*Written problem:*
How many lines in the listing below include the word "Data"? Answer with the number and nothing else.

*Material provided:*
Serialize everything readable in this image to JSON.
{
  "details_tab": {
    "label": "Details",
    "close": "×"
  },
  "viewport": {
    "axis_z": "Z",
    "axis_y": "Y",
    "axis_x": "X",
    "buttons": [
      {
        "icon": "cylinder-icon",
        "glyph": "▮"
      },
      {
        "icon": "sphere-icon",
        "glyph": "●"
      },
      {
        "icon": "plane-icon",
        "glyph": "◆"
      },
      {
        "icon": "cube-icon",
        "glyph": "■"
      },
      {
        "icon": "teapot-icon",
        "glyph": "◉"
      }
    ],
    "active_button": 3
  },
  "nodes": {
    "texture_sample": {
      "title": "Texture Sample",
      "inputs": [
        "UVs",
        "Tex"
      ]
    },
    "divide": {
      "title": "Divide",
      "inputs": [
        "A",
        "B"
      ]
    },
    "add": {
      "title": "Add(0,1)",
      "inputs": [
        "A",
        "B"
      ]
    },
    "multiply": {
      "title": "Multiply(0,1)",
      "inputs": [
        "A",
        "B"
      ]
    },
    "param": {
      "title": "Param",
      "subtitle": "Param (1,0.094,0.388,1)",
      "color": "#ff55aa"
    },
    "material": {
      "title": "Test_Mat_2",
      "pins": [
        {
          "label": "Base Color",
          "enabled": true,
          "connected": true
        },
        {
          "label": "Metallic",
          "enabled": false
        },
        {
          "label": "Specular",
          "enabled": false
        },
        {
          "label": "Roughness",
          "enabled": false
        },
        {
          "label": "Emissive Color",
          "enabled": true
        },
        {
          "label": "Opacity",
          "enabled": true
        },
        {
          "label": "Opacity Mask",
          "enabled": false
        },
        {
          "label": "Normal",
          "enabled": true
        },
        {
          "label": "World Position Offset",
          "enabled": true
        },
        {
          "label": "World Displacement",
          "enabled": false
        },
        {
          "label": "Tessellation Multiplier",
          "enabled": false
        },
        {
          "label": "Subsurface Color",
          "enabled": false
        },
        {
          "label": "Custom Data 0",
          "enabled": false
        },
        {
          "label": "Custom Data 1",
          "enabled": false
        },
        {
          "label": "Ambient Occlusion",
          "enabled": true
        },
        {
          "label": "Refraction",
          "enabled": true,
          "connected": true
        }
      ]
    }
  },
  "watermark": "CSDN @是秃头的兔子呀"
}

* * *

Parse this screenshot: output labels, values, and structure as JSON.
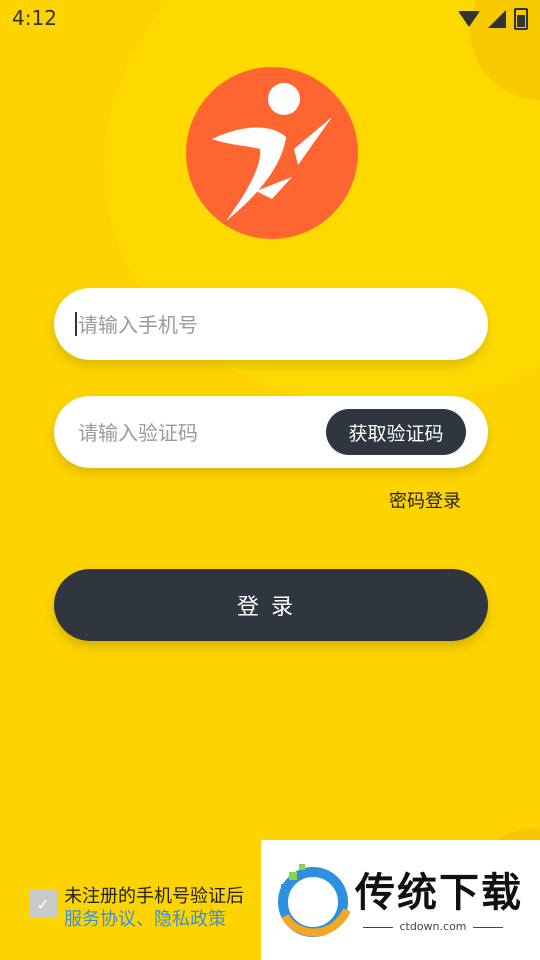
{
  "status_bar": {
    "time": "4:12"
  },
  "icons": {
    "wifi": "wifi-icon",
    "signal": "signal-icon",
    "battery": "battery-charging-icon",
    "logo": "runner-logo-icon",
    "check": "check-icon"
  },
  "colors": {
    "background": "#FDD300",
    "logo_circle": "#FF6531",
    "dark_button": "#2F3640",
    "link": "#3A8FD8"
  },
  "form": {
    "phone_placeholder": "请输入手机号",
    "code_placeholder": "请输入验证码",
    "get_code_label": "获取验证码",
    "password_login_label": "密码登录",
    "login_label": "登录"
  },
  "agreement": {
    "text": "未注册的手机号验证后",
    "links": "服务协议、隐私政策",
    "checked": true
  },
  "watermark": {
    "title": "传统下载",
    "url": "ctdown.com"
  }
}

*Result of the exercise:*
2